» Task requirements:
Identify the lines that contain the string "JSON" and report only how many there are.

___ Data excerpts ___

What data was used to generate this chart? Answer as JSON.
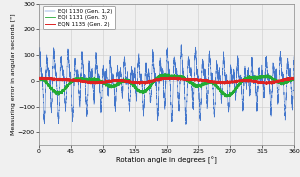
{
  "xlabel": "Rotation angle in degrees [°]",
  "ylabel": "Measuring error in angular seconds [\"]",
  "xlim": [
    0,
    360
  ],
  "ylim": [
    -250,
    300
  ],
  "yticks": [
    -200,
    -100,
    0,
    100,
    200,
    300
  ],
  "xticks": [
    0,
    45,
    90,
    135,
    180,
    225,
    270,
    315,
    360
  ],
  "legend": [
    {
      "label": "EQI 1130 (Gen. 1,2)",
      "color": "#4477cc"
    },
    {
      "label": "EQI 1131 (Gen. 3)",
      "color": "#22aa33"
    },
    {
      "label": "EQN 1135 (Gen. 2)",
      "color": "#dd2222"
    }
  ],
  "grid_color": "#cccccc",
  "background_color": "#f0f0f0",
  "seed": 7,
  "n_points": 7200
}
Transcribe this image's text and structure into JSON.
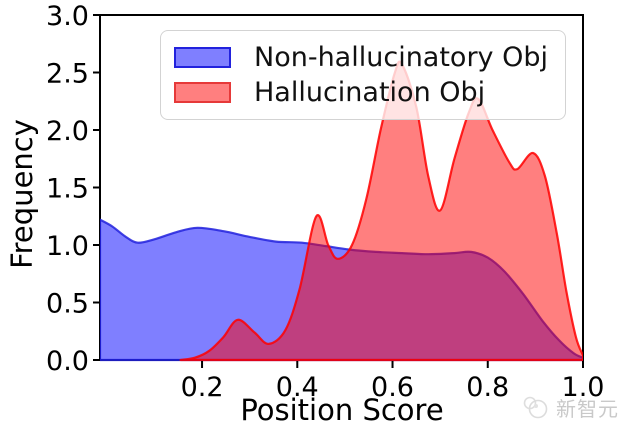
{
  "watermark": {
    "text": "新智元"
  },
  "chart_data": {
    "type": "area",
    "subtype": "kde-density",
    "title": "",
    "xlabel": "Position Score",
    "ylabel": "Frequency",
    "xlim": [
      -0.0143,
      1.0
    ],
    "ylim": [
      0,
      3.0
    ],
    "grid": false,
    "legend_position": "upper center-right inside axes",
    "x_ticks": {
      "values": [
        0.2,
        0.4,
        0.6,
        0.8,
        1.0
      ],
      "labels": [
        "0.2",
        "0.4",
        "0.6",
        "0.8",
        "1.0"
      ]
    },
    "y_ticks": {
      "values": [
        0,
        0.5,
        1.0,
        1.5,
        2.0,
        2.5,
        3.0
      ],
      "labels": [
        "0.0",
        "0.5",
        "1.0",
        "1.5",
        "2.0",
        "2.5",
        "3.0"
      ]
    },
    "colors": {
      "blue_fill": "#0000ff",
      "blue_edge": "#2222dd",
      "red_fill": "#ff0000",
      "red_edge": "#ff0000",
      "overlap_observed": "#bf3f7f",
      "axis": "#000000",
      "legend_border": "#d3d3d3",
      "watermark": "#c9c9c9"
    },
    "series": [
      {
        "name": "Non-hallucinatory Obj",
        "fill": "#0000ff",
        "fill_opacity": 0.5,
        "stroke": "#2222dd",
        "points": [
          [
            -0.0143,
            1.22
          ],
          [
            0.012,
            1.16
          ],
          [
            0.04,
            1.07
          ],
          [
            0.065,
            1.02
          ],
          [
            0.1,
            1.05
          ],
          [
            0.145,
            1.11
          ],
          [
            0.19,
            1.15
          ],
          [
            0.245,
            1.12
          ],
          [
            0.3,
            1.07
          ],
          [
            0.355,
            1.03
          ],
          [
            0.41,
            1.02
          ],
          [
            0.46,
            0.99
          ],
          [
            0.51,
            0.96
          ],
          [
            0.565,
            0.94
          ],
          [
            0.62,
            0.93
          ],
          [
            0.675,
            0.92
          ],
          [
            0.73,
            0.93
          ],
          [
            0.765,
            0.94
          ],
          [
            0.8,
            0.89
          ],
          [
            0.835,
            0.77
          ],
          [
            0.875,
            0.57
          ],
          [
            0.915,
            0.34
          ],
          [
            0.95,
            0.17
          ],
          [
            0.98,
            0.06
          ],
          [
            1.0,
            0.02
          ]
        ]
      },
      {
        "name": "Hallucination Obj",
        "fill": "#ff0000",
        "fill_opacity": 0.5,
        "stroke": "#ff0000",
        "points": [
          [
            0.155,
            0.0
          ],
          [
            0.185,
            0.02
          ],
          [
            0.215,
            0.08
          ],
          [
            0.245,
            0.2
          ],
          [
            0.275,
            0.35
          ],
          [
            0.31,
            0.24
          ],
          [
            0.34,
            0.14
          ],
          [
            0.375,
            0.26
          ],
          [
            0.405,
            0.62
          ],
          [
            0.44,
            1.25
          ],
          [
            0.465,
            1.0
          ],
          [
            0.485,
            0.88
          ],
          [
            0.515,
            1.0
          ],
          [
            0.545,
            1.4
          ],
          [
            0.575,
            2.0
          ],
          [
            0.605,
            2.5
          ],
          [
            0.62,
            2.57
          ],
          [
            0.65,
            2.2
          ],
          [
            0.675,
            1.6
          ],
          [
            0.7,
            1.3
          ],
          [
            0.73,
            1.75
          ],
          [
            0.76,
            2.15
          ],
          [
            0.78,
            2.27
          ],
          [
            0.81,
            2.0
          ],
          [
            0.845,
            1.72
          ],
          [
            0.862,
            1.66
          ],
          [
            0.895,
            1.8
          ],
          [
            0.92,
            1.6
          ],
          [
            0.945,
            1.1
          ],
          [
            0.965,
            0.6
          ],
          [
            0.985,
            0.2
          ],
          [
            1.0,
            0.04
          ]
        ]
      }
    ]
  }
}
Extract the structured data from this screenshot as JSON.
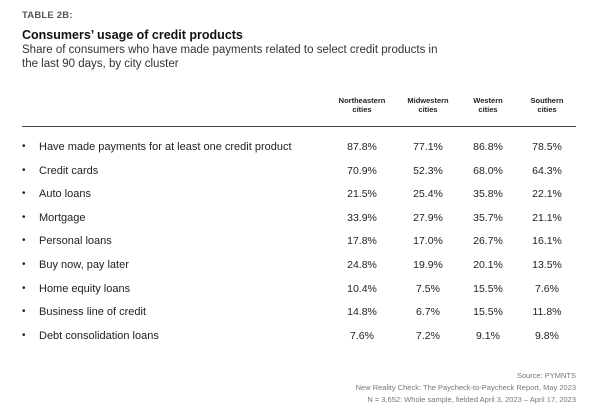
{
  "table_label": "TABLE 2B:",
  "title": "Consumers’ usage of credit products",
  "subtitle": "Share of consumers who have made payments related to select credit products in the last 90 days, by city cluster",
  "columns": [
    {
      "line1": "Northeastern",
      "line2": "cities"
    },
    {
      "line1": "Midwestern",
      "line2": "cities"
    },
    {
      "line1": "Western",
      "line2": "cities"
    },
    {
      "line1": "Southern",
      "line2": "cities"
    }
  ],
  "bullet": "•",
  "rows": [
    {
      "label": "Have made payments for at least one credit product",
      "values": [
        "87.8%",
        "77.1%",
        "86.8%",
        "78.5%"
      ]
    },
    {
      "label": "Credit cards",
      "values": [
        "70.9%",
        "52.3%",
        "68.0%",
        "64.3%"
      ]
    },
    {
      "label": "Auto loans",
      "values": [
        "21.5%",
        "25.4%",
        "35.8%",
        "22.1%"
      ]
    },
    {
      "label": "Mortgage",
      "values": [
        "33.9%",
        "27.9%",
        "35.7%",
        "21.1%"
      ]
    },
    {
      "label": "Personal loans",
      "values": [
        "17.8%",
        "17.0%",
        "26.7%",
        "16.1%"
      ]
    },
    {
      "label": "Buy now, pay later",
      "values": [
        "24.8%",
        "19.9%",
        "20.1%",
        "13.5%"
      ]
    },
    {
      "label": "Home equity loans",
      "values": [
        "10.4%",
        "7.5%",
        "15.5%",
        "7.6%"
      ]
    },
    {
      "label": "Business line of credit",
      "values": [
        "14.8%",
        "6.7%",
        "15.5%",
        "11.8%"
      ]
    },
    {
      "label": "Debt consolidation loans",
      "values": [
        "7.6%",
        "7.2%",
        "9.1%",
        "9.8%"
      ]
    }
  ],
  "source": {
    "line1": "Source: PYMNTS",
    "line2": "New Reality Check: The Paycheck-to-Paycheck Report, May 2023",
    "line3": "N = 3,652: Whole sample, fielded April 3, 2023 – April 17, 2023"
  }
}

___

» Output for this exercise:
3